begin RECORDS SHOWN

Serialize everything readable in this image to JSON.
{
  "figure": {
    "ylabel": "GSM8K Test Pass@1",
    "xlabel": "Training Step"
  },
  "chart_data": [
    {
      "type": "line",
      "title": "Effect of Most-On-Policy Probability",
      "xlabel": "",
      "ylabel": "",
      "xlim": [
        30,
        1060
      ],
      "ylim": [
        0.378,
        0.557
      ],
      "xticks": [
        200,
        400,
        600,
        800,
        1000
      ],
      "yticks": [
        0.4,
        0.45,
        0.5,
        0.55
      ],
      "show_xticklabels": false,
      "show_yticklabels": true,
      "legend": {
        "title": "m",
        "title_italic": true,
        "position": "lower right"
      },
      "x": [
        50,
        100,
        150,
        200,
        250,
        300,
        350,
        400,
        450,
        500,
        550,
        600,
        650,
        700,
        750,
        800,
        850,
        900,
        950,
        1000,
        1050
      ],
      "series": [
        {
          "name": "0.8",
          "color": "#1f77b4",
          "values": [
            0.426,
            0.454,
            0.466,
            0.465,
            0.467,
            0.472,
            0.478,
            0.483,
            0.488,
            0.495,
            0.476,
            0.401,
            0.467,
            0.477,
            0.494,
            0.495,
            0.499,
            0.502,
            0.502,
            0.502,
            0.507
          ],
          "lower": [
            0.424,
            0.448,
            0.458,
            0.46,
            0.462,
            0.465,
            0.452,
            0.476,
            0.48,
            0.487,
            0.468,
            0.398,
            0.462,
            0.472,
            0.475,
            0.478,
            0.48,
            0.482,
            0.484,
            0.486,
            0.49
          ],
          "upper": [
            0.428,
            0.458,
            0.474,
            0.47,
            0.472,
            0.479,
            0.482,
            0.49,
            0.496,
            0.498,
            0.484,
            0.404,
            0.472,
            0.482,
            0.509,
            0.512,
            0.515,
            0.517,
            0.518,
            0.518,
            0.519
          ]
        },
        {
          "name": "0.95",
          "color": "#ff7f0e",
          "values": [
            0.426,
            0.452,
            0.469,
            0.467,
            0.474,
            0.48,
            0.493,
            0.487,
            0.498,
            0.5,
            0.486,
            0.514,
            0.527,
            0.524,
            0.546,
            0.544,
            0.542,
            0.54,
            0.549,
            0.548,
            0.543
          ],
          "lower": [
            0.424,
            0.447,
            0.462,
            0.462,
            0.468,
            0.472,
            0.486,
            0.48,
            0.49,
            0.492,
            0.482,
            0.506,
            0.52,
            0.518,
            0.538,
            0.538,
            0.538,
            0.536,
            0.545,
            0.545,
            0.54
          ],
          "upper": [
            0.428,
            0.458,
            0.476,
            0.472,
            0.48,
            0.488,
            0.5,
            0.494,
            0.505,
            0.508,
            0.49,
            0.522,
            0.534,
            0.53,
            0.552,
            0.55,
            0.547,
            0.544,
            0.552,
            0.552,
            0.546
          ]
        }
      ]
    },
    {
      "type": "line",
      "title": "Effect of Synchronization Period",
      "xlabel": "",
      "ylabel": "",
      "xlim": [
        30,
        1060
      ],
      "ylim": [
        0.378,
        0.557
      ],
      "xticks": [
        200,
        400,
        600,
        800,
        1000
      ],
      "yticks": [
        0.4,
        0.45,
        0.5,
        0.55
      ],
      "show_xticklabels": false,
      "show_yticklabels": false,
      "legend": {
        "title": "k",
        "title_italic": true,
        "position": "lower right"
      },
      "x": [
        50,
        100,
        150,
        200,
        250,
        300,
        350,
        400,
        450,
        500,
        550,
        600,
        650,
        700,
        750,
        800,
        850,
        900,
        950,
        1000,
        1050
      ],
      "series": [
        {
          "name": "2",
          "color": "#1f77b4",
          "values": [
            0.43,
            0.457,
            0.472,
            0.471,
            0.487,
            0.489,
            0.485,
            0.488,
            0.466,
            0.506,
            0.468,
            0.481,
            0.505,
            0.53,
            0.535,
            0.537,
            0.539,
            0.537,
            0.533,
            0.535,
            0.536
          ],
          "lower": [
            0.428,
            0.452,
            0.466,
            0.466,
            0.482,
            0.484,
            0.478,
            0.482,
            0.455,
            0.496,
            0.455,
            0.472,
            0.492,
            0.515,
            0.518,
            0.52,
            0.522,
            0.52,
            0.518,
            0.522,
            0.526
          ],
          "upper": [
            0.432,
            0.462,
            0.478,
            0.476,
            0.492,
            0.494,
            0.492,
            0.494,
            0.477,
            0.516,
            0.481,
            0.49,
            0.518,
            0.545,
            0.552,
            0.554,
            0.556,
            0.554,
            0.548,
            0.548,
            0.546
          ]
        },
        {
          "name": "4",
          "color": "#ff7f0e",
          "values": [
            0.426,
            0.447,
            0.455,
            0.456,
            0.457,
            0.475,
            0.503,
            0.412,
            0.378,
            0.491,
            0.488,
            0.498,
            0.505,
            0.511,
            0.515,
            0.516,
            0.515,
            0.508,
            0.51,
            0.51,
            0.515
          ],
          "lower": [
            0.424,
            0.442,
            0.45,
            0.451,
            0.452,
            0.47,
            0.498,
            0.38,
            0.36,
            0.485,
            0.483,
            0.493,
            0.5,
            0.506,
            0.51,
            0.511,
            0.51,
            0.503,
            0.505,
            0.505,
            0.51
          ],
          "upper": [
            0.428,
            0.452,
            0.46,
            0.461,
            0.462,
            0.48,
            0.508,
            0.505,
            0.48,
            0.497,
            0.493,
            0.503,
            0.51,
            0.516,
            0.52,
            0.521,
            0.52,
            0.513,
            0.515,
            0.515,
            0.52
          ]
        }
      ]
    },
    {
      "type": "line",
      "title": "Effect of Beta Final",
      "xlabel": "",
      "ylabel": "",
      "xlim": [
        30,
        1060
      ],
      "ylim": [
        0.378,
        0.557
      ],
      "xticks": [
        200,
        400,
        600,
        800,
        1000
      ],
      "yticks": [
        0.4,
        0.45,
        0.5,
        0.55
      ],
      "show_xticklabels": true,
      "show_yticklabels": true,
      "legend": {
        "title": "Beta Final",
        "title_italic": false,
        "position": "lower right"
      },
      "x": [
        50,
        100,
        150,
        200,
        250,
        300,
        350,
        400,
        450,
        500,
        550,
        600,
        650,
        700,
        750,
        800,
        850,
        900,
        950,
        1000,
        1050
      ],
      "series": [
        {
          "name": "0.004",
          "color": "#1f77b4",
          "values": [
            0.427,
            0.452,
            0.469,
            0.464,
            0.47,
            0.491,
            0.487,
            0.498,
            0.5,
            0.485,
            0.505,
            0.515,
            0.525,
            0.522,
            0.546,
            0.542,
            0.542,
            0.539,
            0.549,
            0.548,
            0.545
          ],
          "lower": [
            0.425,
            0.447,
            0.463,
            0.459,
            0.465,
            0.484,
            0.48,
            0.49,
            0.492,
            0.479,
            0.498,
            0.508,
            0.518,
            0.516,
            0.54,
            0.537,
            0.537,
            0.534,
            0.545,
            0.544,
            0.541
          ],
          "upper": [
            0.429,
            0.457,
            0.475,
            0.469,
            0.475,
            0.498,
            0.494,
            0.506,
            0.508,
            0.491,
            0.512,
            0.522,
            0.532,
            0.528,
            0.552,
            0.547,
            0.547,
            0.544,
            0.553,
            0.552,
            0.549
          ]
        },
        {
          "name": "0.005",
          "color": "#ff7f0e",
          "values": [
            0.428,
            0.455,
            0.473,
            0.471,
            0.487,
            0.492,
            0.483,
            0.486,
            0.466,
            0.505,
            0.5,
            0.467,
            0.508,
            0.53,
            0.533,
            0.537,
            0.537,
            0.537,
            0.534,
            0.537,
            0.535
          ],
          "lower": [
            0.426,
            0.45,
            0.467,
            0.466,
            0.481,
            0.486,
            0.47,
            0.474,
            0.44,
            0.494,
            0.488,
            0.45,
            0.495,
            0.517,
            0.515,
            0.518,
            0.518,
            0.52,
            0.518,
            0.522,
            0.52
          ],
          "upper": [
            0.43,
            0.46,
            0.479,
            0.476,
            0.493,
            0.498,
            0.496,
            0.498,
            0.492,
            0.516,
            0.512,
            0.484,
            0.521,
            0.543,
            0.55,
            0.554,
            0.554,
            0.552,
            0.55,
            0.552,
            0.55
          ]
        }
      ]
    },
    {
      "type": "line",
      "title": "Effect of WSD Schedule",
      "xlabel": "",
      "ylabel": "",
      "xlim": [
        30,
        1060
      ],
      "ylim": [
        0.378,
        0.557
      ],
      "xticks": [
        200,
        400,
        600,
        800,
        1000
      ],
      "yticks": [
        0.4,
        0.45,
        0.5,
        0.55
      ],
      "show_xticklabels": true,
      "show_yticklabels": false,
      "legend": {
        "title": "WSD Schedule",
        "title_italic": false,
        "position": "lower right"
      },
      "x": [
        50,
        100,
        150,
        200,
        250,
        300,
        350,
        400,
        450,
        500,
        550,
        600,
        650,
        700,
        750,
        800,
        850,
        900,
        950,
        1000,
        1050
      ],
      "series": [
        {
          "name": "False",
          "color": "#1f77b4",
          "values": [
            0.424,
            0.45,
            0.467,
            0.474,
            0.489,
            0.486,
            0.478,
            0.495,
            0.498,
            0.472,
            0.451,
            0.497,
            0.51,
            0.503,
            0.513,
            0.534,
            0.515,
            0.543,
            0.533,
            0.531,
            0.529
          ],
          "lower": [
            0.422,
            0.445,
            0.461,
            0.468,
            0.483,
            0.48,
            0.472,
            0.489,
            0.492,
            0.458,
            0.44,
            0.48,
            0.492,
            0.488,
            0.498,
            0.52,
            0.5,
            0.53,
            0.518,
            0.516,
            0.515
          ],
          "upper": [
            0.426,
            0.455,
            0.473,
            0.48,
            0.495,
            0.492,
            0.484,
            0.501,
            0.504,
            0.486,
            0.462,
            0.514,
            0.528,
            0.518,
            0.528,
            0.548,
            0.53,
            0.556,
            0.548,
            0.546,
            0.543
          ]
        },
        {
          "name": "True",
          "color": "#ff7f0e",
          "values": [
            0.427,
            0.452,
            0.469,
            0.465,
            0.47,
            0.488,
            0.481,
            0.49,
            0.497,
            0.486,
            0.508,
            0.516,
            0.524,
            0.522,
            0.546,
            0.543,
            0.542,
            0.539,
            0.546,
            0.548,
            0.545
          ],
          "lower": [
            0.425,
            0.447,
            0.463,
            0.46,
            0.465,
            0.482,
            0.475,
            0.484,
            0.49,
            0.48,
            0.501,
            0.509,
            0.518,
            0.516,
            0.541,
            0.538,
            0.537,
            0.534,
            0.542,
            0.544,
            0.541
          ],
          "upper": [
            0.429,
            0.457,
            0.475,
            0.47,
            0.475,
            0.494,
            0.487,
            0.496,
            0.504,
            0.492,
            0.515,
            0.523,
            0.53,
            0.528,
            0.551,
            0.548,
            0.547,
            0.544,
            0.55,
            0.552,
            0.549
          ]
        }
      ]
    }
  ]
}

end RECORDS SHOWN

### DO THIS
Check each line above for the string "Final" and show the ones that have it.

### EXPECTED OUTPUT
      "title": "Effect of Beta Final",
        "title": "Beta Final",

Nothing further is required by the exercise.